Exercise directions:
Keep the pictures out of the copy and print all the entries below exactly.

━━━━━ Data for the task ━━━━━

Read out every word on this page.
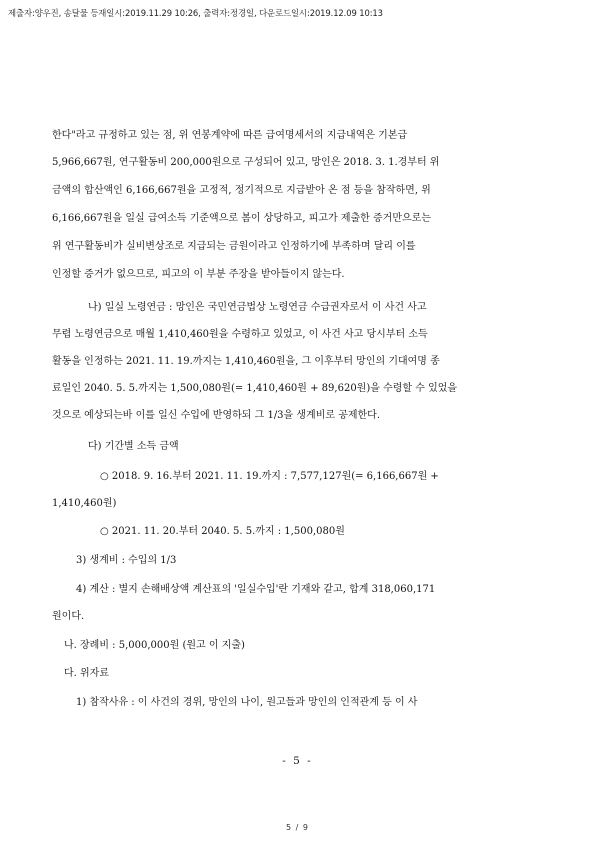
제출자:양우진, 송달물 등재일시:2019.11.29 10:26, 출력자:정경일, 다운로드일시:2019.12.09 10:13
한다"라고 규정하고 있는 점, 위 연봉계약에 따른 급여명세서의 지급내역은 기본급
5,966,667원, 연구활동비 200,000원으로 구성되어 있고, 망인은 2018. 3. 1.경부터 위
금액의 합산액인 6,166,667원을 고정적, 정기적으로 지급받아 온 점 등을 참작하면, 위
6,166,667원을 일실 급여소득 기준액으로 봄이 상당하고, 피고가 제출한 증거만으로는
위 연구활동비가 실비변상조로 지급되는 금원이라고 인정하기에 부족하며 달리 이를
인정할 증거가 없으므로, 피고의 이 부분 주장을 받아들이지 않는다.
나) 일실 노령연금 : 망인은 국민연금법상 노령연금 수급권자로서 이 사건 사고
무렵 노령연금으로 매월 1,410,460원을 수령하고 있었고, 이 사건 사고 당시부터 소득
활동을 인정하는 2021. 11. 19.까지는 1,410,460원을, 그 이후부터 망인의 기대여명 종
료일인 2040. 5. 5.까지는 1,500,080원(= 1,410,460원 + 89,620원)을 수령할 수 있었을
것으로 예상되는바 이를 일신 수입에 반영하되 그 1/3을 생계비로 공제한다.
다) 기간별 소득 금액
○ 2018. 9. 16.부터 2021. 11. 19.까지 : 7,577,127원(= 6,166,667원 +
1,410,460원)
○ 2021. 11. 20.부터 2040. 5. 5.까지 : 1,500,080원
3) 생계비 : 수입의 1/3
4) 계산 : 별지 손해배상액 계산표의 '일실수입'란 기재와 같고, 합계 318,060,171
원이다.
나. 장례비 : 5,000,000원 (원고 이 지출)
다. 위자료
1) 참작사유 : 이 사건의 경위, 망인의 나이, 원고들과 망인의 인적관계 등 이 사
- 5 -
5 / 9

━━━━━

Solution to this problem:
Read out every word on this page.
제출자:양우진, 송달물 등재일시:2019.11.29 10:26, 출력자:정경일, 다운로드일시:2019.12.09 10:13
한다"라고 규정하고 있는 점, 위 연봉계약에 따른 급여명세서의 지급내역은 기본급
5,966,667원, 연구활동비 200,000원으로 구성되어 있고, 망인은 2018. 3. 1.경부터 위
금액의 합산액인 6,166,667원을 고정적, 정기적으로 지급받아 온 점 등을 참작하면, 위
6,166,667원을 일실 급여소득 기준액으로 봄이 상당하고, 피고가 제출한 증거만으로는
위 연구활동비가 실비변상조로 지급되는 금원이라고 인정하기에 부족하며 달리 이를
인정할 증거가 없으므로, 피고의 이 부분 주장을 받아들이지 않는다.
나) 일실 노령연금 : 망인은 국민연금법상 노령연금 수급권자로서 이 사건 사고
무렵 노령연금으로 매월 1,410,460원을 수령하고 있었고, 이 사건 사고 당시부터 소득
활동을 인정하는 2021. 11. 19.까지는 1,410,460원을, 그 이후부터 망인의 기대여명 종
료일인 2040. 5. 5.까지는 1,500,080원(= 1,410,460원 + 89,620원)을 수령할 수 있었을
것으로 예상되는바 이를 일신 수입에 반영하되 그 1/3을 생계비로 공제한다.
다) 기간별 소득 금액
○ 2018. 9. 16.부터 2021. 11. 19.까지 : 7,577,127원(= 6,166,667원 +
1,410,460원)
○ 2021. 11. 20.부터 2040. 5. 5.까지 : 1,500,080원
3) 생계비 : 수입의 1/3
4) 계산 : 별지 손해배상액 계산표의 '일실수입'란 기재와 같고, 합계 318,060,171
원이다.
나. 장례비 : 5,000,000원 (원고 이 지출)
다. 위자료
1) 참작사유 : 이 사건의 경위, 망인의 나이, 원고들과 망인의 인적관계 등 이 사
- 5 -
5 / 9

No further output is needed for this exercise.